Machine Learning with Spark: Book Review and Interview
Machine learning is about making data-driven decisions or predictions about the future by building models from existing data. Machine Learning is getting lot of attention in the recent years because of its power in helping organizations with business decision making.
Nick starts the discussion with Spark programming model and its components like SparkContext and Resilient Distributed Datasets (RDD). He also talks about how to write Spark program in different programming languages like Scala, Java, and Python.
He also discusses how to build a recommendation engine with Spark framework using content-based filtering and collaborative filtering techniques. Building classification, regression and clustering models as well as dimensionality reduction with Spark are also covered.
Machine learning solutions are more effective when data processing and analytics can be done on real-time data, not just the static data sets. This is what’s discussed in the last chapter of the book. Topics covered include streaming data analytics, streaming regression and k-means models.
InfoQ spoke with Nick about data science and machine learning concepts and his book.
InfoQ: Could you please define Machine Learning for our readers?
Nick Pentreath: There are many definitions of “machine learning”, but I tend to think of it as simply learning from data to make predictions about the future. In this sense it has many similarities to statistics, and indeed the machine learning and statistical fields overlap significantly. However, machine learning is also heavily influenced by the fields of computer science and artificial intelligence. This combination of ideas and techniques from many disciplines is one of the aspects that most excites me about machine learning.
InfoQ: What are some Machine Learning business use cases?
Pentreath: Until fairly recently, machine learning tended to be quite theoretical, and was certainly not in the public mind. With advances in both the theory and computational power, it almost seems as though machine learning is appearing everywhere. It now powers applications including online search, recommendation engines, targeted advertising, fraud detection, image and video recognition, self-driving cars and various other artificial intelligence use cases.
InfoQ: Please define data science and what is the role of data scientist in Big Data projects.
Pentreath: The term “data science” is fairly new. Again, just like machine learning, one will find many definitions. I don’t think there is one definition of data science. Instead, it encompasses a blend of skills from different disciplines, including statistics, machine learning, programming, data visualization, and communication.
I particularly like a recent article which introduces “Type A” and “Type B” data scientists.

Directions for this task: Rewrite the Spark book review starting at "He also discusses" and ending at "for our readers?", renaming "recommendation engine" to "recommender system" throughout.

Data drawn from a collection:
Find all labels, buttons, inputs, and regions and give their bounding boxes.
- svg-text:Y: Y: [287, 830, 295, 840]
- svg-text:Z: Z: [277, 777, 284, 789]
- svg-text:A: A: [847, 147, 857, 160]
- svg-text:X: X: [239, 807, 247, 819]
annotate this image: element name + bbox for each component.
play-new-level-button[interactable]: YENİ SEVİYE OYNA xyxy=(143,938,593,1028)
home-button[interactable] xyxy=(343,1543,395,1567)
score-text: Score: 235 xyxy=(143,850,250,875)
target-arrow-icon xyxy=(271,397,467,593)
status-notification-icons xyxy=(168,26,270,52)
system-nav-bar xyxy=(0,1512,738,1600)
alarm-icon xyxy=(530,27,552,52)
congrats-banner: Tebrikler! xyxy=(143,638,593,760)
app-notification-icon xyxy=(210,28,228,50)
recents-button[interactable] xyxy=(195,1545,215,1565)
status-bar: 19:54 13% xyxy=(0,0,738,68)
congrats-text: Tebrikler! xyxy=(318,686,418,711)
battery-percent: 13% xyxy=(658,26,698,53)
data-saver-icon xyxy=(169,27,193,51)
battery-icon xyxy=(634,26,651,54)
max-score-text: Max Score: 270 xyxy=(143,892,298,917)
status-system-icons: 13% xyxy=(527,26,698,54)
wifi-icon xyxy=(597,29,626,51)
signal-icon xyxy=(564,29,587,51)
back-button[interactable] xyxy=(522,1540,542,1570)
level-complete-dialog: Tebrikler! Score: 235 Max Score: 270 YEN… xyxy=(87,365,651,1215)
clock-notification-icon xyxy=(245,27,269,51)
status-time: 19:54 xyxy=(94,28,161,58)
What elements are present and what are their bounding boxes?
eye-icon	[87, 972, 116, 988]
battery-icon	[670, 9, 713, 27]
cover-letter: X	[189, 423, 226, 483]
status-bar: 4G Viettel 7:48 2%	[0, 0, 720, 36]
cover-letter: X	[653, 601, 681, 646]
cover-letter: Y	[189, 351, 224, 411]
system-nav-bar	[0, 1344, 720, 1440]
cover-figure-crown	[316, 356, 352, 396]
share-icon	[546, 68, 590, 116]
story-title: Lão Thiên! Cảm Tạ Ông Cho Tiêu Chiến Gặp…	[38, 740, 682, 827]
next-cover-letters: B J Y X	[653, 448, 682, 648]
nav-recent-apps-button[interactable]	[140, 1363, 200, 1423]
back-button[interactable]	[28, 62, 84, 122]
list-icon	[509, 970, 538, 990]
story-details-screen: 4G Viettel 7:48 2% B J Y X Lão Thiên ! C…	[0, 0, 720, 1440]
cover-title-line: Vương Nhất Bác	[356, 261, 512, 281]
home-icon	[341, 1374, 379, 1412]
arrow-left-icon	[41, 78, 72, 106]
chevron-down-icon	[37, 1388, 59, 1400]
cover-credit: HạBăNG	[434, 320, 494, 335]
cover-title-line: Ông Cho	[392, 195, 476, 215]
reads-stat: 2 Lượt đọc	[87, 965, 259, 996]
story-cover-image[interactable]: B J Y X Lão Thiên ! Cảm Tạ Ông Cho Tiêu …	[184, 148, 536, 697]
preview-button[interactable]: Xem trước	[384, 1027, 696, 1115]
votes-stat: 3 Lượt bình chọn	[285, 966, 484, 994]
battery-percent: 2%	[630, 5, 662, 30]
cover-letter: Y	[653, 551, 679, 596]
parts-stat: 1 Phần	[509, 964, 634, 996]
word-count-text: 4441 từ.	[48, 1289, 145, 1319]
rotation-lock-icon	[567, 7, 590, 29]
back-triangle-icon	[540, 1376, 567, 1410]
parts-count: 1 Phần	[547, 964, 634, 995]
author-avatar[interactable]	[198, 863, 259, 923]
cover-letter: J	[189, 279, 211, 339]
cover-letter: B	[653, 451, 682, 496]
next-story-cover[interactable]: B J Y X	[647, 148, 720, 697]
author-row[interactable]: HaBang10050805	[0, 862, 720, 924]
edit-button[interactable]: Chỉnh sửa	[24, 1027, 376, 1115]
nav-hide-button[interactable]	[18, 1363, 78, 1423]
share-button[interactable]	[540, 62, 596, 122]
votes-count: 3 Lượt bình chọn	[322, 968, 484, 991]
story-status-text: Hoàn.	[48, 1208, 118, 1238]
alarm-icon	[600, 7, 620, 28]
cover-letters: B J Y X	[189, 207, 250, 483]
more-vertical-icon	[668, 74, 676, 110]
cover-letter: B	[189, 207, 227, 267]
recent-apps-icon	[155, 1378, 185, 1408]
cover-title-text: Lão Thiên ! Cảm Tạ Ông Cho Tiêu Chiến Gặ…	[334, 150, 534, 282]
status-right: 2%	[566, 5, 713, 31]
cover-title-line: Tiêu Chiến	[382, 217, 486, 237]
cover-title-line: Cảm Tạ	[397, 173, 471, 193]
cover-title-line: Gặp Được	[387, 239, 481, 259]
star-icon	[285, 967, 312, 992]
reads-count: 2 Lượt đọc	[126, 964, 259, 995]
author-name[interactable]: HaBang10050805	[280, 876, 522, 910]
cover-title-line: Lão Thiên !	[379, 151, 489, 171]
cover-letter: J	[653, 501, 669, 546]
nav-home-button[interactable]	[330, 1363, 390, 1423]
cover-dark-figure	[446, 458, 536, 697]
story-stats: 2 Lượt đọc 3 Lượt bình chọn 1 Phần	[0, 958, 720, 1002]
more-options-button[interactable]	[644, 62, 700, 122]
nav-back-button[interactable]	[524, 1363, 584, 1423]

Result below:
He also discusses how to build a recommender system with Spark framework using content-based filtering and collaborative filtering techniques. Building classification, regression and clustering models as well as dimensionality reduction with Spark are also covered.
Machine learning solutions are more effective when data processing and analytics can be done on real-time data, not just the static data sets. This is what’s discussed in the last chapter of the book. Topics covered include streaming data analytics, streaming regression and k-means models.
InfoQ spoke with Nick about data science and machine learning concepts and his book.
InfoQ: Could you please define Machine Learning for our readers?